Dataset extract |

━━━━━━

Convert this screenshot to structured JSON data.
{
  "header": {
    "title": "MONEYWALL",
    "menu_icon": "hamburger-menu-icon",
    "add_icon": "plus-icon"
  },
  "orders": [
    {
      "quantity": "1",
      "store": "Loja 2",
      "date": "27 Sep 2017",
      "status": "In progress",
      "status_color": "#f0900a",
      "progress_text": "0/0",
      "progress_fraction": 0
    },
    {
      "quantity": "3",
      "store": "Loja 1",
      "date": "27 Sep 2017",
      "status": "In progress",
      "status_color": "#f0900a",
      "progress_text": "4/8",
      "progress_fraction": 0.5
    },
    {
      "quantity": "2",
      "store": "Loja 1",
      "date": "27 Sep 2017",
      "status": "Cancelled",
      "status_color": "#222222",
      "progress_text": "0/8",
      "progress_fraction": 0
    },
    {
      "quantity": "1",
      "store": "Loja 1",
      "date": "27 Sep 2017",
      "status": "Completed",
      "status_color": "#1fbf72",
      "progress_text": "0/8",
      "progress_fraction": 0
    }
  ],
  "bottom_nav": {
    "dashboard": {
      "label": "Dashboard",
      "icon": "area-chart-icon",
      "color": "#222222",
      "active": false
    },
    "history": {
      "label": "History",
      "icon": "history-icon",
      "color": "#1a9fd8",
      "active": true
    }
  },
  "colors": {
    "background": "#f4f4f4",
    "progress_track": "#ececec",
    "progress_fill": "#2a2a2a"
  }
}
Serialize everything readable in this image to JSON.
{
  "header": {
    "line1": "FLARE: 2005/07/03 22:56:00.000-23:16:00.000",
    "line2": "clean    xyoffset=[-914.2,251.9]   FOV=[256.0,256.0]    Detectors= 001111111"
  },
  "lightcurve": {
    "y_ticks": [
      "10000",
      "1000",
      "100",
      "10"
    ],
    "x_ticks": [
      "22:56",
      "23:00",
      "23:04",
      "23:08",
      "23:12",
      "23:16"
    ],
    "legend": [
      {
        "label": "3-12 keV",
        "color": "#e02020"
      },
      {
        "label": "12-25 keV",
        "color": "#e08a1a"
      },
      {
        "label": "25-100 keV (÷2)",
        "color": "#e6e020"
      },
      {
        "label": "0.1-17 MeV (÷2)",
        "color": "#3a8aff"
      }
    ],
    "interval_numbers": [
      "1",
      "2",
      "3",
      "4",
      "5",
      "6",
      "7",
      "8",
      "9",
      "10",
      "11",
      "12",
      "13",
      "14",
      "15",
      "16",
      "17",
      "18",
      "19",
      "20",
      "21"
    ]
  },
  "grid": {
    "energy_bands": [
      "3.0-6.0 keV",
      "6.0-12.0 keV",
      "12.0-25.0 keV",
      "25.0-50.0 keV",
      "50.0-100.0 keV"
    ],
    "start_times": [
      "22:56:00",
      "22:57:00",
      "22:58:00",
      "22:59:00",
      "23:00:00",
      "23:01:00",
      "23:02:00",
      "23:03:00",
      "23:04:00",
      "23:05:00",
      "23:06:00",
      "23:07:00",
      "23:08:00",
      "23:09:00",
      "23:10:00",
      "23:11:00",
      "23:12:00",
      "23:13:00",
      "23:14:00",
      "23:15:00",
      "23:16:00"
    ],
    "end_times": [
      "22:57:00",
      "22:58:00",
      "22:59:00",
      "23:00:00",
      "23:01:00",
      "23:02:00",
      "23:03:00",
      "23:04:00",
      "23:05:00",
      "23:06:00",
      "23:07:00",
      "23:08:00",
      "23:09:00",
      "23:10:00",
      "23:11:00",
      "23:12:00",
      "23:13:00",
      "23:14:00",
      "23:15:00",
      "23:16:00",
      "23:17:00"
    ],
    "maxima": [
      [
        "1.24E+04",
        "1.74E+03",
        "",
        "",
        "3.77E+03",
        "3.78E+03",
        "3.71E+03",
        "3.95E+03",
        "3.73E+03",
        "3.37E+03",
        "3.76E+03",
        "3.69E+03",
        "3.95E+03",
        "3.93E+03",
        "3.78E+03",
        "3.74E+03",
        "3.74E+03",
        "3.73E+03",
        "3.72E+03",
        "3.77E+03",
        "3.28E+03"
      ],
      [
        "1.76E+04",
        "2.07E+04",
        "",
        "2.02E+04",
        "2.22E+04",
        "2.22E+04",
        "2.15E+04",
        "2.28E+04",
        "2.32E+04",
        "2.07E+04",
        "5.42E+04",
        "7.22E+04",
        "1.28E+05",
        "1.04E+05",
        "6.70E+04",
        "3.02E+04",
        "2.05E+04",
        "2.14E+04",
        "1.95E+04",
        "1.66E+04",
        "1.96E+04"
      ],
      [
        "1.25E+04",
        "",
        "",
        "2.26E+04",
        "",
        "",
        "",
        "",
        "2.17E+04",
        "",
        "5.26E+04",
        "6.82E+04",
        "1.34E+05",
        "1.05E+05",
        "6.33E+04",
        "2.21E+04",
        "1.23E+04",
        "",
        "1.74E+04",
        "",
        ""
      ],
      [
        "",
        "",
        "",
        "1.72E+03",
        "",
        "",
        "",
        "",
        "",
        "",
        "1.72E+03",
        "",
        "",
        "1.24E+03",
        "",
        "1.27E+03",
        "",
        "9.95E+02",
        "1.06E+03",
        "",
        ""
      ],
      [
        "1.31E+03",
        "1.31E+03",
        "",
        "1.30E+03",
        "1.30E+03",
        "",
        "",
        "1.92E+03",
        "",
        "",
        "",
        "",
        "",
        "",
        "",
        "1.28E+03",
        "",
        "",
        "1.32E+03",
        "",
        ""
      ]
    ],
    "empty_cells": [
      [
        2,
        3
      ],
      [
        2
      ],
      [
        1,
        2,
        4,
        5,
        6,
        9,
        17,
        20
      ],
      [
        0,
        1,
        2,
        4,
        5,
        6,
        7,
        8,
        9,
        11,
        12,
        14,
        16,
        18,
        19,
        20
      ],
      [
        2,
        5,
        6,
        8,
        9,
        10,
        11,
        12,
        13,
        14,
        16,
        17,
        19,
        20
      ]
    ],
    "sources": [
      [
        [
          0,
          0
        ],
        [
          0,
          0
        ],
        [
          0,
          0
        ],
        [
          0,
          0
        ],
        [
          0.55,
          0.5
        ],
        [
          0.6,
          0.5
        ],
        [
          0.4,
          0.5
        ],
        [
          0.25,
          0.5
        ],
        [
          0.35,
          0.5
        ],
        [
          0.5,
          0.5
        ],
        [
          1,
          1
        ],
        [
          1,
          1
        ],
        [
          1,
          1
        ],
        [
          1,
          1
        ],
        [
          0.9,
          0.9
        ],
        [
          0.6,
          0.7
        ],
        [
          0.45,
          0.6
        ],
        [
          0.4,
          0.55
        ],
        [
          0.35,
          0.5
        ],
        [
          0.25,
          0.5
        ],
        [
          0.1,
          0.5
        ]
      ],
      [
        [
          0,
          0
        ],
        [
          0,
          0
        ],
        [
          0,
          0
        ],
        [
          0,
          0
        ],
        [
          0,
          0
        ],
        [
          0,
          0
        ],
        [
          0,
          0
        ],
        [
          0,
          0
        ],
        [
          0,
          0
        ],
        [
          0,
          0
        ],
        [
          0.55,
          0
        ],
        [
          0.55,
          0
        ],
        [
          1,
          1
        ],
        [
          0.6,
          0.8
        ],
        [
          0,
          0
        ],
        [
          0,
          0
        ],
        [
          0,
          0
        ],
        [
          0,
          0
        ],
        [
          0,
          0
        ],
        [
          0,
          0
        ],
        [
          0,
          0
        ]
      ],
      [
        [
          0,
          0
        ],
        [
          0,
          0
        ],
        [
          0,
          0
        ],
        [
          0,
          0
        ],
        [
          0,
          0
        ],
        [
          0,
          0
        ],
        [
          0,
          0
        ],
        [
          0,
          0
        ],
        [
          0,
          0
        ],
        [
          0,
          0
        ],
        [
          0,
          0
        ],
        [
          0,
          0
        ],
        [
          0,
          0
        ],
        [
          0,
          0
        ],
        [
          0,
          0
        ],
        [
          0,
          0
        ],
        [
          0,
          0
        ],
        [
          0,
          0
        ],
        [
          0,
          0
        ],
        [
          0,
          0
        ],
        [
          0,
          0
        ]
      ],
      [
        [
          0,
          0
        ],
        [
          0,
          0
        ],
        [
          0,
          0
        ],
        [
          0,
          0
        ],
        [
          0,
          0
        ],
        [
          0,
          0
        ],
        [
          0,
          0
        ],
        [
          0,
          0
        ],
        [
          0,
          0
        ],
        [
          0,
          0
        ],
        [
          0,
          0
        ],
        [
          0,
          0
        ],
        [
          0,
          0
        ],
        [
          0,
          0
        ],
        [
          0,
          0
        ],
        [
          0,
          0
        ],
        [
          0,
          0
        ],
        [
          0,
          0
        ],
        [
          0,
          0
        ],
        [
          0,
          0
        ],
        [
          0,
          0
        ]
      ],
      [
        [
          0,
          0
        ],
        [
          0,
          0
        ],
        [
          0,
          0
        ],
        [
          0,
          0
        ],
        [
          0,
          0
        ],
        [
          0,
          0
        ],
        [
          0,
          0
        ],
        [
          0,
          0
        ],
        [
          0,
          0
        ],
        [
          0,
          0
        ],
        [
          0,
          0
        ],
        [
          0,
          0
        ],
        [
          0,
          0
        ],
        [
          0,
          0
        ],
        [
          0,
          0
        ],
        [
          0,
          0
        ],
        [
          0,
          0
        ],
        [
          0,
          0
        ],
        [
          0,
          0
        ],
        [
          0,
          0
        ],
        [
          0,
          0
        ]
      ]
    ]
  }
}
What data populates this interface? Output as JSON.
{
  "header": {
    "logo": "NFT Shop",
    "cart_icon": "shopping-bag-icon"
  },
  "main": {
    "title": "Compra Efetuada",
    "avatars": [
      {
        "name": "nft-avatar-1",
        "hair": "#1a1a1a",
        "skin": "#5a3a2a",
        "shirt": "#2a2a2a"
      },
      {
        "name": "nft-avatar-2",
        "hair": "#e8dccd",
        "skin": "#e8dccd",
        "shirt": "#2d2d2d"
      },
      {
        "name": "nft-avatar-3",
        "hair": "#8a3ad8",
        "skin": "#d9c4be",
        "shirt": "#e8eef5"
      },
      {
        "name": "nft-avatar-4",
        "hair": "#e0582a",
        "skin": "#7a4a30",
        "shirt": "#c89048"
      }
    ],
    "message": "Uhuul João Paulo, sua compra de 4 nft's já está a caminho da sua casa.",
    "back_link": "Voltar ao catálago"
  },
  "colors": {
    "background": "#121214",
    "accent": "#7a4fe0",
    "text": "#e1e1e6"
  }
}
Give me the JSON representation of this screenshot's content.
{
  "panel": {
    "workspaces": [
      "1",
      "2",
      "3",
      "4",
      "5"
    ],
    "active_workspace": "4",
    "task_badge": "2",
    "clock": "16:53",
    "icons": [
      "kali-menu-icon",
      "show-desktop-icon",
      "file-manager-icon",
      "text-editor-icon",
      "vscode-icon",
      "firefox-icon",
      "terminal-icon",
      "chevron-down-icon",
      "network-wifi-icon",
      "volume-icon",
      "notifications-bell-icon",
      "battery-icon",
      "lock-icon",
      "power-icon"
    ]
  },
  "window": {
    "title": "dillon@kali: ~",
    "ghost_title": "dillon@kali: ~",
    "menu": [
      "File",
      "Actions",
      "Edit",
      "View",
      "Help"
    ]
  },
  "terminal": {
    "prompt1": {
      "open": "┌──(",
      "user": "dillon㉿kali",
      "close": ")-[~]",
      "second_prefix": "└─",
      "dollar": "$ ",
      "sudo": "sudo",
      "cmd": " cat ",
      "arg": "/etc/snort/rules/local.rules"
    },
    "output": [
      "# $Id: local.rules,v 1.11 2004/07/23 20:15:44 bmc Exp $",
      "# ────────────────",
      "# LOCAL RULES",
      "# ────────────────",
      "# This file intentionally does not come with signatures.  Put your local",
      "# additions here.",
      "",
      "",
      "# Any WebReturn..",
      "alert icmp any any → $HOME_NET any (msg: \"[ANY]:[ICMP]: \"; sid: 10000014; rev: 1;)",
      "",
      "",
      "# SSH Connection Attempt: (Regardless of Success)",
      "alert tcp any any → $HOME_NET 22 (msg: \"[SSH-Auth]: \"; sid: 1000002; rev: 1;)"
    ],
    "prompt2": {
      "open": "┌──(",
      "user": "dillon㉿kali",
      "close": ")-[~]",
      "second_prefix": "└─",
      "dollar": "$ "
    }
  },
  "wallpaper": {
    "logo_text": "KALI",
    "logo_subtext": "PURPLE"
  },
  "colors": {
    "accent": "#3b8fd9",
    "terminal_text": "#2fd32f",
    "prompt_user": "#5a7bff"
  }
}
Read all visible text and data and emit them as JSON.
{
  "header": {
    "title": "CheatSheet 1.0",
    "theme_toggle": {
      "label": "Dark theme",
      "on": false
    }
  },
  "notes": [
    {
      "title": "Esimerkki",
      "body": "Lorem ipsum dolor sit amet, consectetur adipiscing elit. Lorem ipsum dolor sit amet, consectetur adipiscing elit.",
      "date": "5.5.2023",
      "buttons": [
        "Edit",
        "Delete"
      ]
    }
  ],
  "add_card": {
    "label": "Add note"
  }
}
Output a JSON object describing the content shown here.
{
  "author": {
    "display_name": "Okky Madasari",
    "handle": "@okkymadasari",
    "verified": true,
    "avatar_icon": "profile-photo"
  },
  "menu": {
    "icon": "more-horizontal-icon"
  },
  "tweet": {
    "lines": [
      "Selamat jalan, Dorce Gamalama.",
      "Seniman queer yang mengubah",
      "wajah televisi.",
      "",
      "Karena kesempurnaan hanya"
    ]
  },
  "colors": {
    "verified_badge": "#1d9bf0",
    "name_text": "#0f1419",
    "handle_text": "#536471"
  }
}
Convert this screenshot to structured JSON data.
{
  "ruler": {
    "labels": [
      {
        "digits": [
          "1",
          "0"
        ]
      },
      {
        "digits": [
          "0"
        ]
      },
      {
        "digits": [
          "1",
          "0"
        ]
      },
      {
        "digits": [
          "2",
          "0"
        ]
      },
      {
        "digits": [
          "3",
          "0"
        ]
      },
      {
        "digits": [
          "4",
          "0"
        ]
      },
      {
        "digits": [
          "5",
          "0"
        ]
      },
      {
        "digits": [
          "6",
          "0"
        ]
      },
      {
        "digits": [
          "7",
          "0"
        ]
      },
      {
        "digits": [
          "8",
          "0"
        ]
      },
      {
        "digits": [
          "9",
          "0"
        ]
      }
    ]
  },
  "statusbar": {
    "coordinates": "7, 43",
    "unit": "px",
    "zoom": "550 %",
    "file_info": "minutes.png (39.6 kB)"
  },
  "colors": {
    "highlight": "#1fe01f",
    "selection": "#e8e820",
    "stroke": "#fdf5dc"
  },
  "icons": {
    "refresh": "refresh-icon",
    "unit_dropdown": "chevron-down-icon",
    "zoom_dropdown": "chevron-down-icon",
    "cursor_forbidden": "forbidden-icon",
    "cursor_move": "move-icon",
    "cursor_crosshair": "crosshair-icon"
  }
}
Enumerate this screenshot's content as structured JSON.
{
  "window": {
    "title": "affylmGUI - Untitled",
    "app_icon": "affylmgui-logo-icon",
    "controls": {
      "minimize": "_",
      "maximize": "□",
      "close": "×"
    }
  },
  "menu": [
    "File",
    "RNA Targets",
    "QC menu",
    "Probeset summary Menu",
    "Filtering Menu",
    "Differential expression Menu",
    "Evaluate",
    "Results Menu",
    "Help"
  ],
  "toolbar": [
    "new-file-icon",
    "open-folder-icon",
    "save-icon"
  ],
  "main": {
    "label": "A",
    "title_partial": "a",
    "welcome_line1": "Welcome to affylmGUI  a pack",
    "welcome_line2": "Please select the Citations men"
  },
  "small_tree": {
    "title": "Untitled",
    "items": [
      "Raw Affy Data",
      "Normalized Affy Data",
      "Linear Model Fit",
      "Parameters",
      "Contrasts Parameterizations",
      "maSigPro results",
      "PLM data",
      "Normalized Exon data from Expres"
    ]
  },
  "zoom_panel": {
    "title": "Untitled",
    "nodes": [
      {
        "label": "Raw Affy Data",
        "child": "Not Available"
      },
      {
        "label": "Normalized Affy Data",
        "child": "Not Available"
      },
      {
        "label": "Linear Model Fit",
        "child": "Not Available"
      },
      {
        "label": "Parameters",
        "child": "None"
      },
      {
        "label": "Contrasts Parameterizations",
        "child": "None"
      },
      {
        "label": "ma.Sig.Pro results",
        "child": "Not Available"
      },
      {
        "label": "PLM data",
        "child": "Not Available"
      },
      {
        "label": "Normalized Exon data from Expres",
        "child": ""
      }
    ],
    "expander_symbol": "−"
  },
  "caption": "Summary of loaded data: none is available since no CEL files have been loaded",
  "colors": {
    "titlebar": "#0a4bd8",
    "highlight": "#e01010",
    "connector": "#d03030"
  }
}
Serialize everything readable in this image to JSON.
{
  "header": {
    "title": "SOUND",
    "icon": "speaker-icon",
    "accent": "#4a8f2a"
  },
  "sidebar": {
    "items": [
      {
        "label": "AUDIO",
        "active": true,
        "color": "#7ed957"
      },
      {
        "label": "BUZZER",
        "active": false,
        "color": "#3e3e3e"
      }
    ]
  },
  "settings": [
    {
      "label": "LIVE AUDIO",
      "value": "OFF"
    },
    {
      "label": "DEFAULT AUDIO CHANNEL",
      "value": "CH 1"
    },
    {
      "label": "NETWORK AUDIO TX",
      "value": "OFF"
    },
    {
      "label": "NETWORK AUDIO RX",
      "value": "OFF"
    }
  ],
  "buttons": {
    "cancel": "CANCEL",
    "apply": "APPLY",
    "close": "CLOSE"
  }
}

━━━━━━

Problem |
Find every line in the records above that holds the word "Model", and copy each one.

Solution to this exercise |
      "Linear Model Fit",
        "label": "Linear Model Fit",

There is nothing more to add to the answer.